STATED TASK:
What follows is a block of records; restate each one word for word.

DATA FOR THE TASK:

###

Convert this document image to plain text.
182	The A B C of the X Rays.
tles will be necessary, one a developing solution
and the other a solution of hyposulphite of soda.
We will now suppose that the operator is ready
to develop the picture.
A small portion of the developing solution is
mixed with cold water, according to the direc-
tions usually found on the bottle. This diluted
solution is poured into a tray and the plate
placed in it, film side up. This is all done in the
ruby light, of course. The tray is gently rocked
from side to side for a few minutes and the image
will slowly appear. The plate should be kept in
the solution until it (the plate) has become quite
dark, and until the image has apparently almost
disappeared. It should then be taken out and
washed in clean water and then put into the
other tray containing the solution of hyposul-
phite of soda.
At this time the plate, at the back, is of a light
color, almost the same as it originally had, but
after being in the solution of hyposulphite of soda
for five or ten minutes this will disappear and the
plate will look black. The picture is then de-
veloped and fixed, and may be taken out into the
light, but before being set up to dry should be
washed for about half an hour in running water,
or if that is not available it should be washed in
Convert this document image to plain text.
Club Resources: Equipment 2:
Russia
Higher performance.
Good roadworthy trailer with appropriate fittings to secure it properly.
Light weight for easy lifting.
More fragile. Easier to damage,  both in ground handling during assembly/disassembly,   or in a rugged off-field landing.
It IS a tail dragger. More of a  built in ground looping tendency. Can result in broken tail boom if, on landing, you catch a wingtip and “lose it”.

###

REPLY:
Convert this document image to plain text.
182	The A B C of the X Rays.
tles will be necessary, one a developing solution
and the other a solution of hyposulphite of soda.
We will now suppose that the operator is ready
to develop the picture.
A small portion of the developing solution is
mixed with cold water, according to the direc-
tions usually found on the bottle. This diluted
solution is poured into a tray and the plate
placed in it, film side up. This is all done in the
ruby light, of course. The tray is gently rocked
from side to side for a few minutes and the image
will slowly appear. The plate should be kept in
the solution until it (the plate) has become quite
dark, and until the image has apparently almost
disappeared. It should then be taken out and
washed in clean water and then put into the
other tray containing the solution of hyposul-
phite of soda.
At this time the plate, at the back, is of a light
color, almost the same as it originally had, but
after being in the solution of hyposulphite of soda
for five or ten minutes this will disappear and the
plate will look black. The picture is then de-
veloped and fixed, and may be taken out into the
light, but before being set up to dry should be
washed for about half an hour in running water,
or if that is not available it should be washed in
Convert this document image to plain text.
Club Resources: Equipment 2:
Russia
Higher performance.
Good roadworthy trailer with appropriate fittings to secure it properly.
Light weight for easy lifting.
More fragile. Easier to damage,  both in ground handling during assembly/disassembly,   or in a rugged off-field landing.
It IS a tail dragger. More of a  built in ground looping tendency. Can result in broken tail boom if, on landing, you catch a wingtip and “lose it”.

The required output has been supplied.